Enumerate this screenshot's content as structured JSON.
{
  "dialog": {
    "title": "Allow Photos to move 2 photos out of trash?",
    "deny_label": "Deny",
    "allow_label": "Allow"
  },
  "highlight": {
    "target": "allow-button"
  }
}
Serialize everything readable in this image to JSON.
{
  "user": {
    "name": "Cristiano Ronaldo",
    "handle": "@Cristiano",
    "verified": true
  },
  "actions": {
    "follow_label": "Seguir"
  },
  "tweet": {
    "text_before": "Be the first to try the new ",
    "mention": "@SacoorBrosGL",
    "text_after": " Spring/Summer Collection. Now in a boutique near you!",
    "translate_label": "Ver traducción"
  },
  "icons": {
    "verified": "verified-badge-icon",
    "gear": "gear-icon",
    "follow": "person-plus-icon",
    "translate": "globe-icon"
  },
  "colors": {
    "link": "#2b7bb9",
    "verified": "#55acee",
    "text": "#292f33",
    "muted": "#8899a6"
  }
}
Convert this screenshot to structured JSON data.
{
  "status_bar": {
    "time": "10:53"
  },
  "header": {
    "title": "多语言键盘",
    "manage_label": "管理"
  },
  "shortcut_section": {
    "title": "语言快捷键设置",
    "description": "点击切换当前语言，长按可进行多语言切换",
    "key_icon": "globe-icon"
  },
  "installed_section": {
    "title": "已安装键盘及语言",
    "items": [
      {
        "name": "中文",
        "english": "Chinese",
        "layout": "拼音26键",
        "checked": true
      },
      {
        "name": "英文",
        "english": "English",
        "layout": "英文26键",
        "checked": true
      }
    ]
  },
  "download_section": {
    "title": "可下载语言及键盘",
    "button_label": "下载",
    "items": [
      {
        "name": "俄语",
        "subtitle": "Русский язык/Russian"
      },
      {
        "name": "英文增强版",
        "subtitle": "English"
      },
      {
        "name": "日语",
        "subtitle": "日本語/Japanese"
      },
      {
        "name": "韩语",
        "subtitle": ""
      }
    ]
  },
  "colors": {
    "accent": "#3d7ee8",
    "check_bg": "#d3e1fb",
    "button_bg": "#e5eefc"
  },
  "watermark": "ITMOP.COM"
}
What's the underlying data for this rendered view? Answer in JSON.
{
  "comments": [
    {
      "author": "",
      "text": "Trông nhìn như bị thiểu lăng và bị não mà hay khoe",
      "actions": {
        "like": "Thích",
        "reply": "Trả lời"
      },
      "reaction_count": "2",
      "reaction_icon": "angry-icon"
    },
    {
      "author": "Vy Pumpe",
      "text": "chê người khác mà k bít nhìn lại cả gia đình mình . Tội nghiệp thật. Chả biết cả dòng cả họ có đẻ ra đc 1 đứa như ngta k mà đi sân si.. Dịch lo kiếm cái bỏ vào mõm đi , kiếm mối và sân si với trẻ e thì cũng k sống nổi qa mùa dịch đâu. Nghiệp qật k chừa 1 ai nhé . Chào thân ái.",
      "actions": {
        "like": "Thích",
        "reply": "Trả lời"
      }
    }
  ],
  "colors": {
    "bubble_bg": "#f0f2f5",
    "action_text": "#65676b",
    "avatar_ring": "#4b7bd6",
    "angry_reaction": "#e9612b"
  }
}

==================================================

PROMPT>
Output every line above without altering anything.

ANSWER BELOW>
Enumerate this screenshot's content as structured JSON.
{
  "dialog": {
    "title": "Allow Photos to move 2 photos out of trash?",
    "deny_label": "Deny",
    "allow_label": "Allow"
  },
  "highlight": {
    "target": "allow-button"
  }
}
Serialize everything readable in this image to JSON.
{
  "user": {
    "name": "Cristiano Ronaldo",
    "handle": "@Cristiano",
    "verified": true
  },
  "actions": {
    "follow_label": "Seguir"
  },
  "tweet": {
    "text_before": "Be the first to try the new ",
    "mention": "@SacoorBrosGL",
    "text_after": " Spring/Summer Collection. Now in a boutique near you!",
    "translate_label": "Ver traducción"
  },
  "icons": {
    "verified": "verified-badge-icon",
    "gear": "gear-icon",
    "follow": "person-plus-icon",
    "translate": "globe-icon"
  },
  "colors": {
    "link": "#2b7bb9",
    "verified": "#55acee",
    "text": "#292f33",
    "muted": "#8899a6"
  }
}
Convert this screenshot to structured JSON data.
{
  "status_bar": {
    "time": "10:53"
  },
  "header": {
    "title": "多语言键盘",
    "manage_label": "管理"
  },
  "shortcut_section": {
    "title": "语言快捷键设置",
    "description": "点击切换当前语言，长按可进行多语言切换",
    "key_icon": "globe-icon"
  },
  "installed_section": {
    "title": "已安装键盘及语言",
    "items": [
      {
        "name": "中文",
        "english": "Chinese",
        "layout": "拼音26键",
        "checked": true
      },
      {
        "name": "英文",
        "english": "English",
        "layout": "英文26键",
        "checked": true
      }
    ]
  },
  "download_section": {
    "title": "可下载语言及键盘",
    "button_label": "下载",
    "items": [
      {
        "name": "俄语",
        "subtitle": "Русский язык/Russian"
      },
      {
        "name": "英文增强版",
        "subtitle": "English"
      },
      {
        "name": "日语",
        "subtitle": "日本語/Japanese"
      },
      {
        "name": "韩语",
        "subtitle": ""
      }
    ]
  },
  "colors": {
    "accent": "#3d7ee8",
    "check_bg": "#d3e1fb",
    "button_bg": "#e5eefc"
  },
  "watermark": "ITMOP.COM"
}
What's the underlying data for this rendered view? Answer in JSON.
{
  "comments": [
    {
      "author": "",
      "text": "Trông nhìn như bị thiểu lăng và bị não mà hay khoe",
      "actions": {
        "like": "Thích",
        "reply": "Trả lời"
      },
      "reaction_count": "2",
      "reaction_icon": "angry-icon"
    },
    {
      "author": "Vy Pumpe",
      "text": "chê người khác mà k bít nhìn lại cả gia đình mình . Tội nghiệp thật. Chả biết cả dòng cả họ có đẻ ra đc 1 đứa như ngta k mà đi sân si.. Dịch lo kiếm cái bỏ vào mõm đi , kiếm mối và sân si với trẻ e thì cũng k sống nổi qa mùa dịch đâu. Nghiệp qật k chừa 1 ai nhé . Chào thân ái.",
      "actions": {
        "like": "Thích",
        "reply": "Trả lời"
      }
    }
  ],
  "colors": {
    "bubble_bg": "#f0f2f5",
    "action_text": "#65676b",
    "avatar_ring": "#4b7bd6",
    "angry_reaction": "#e9612b"
  }
}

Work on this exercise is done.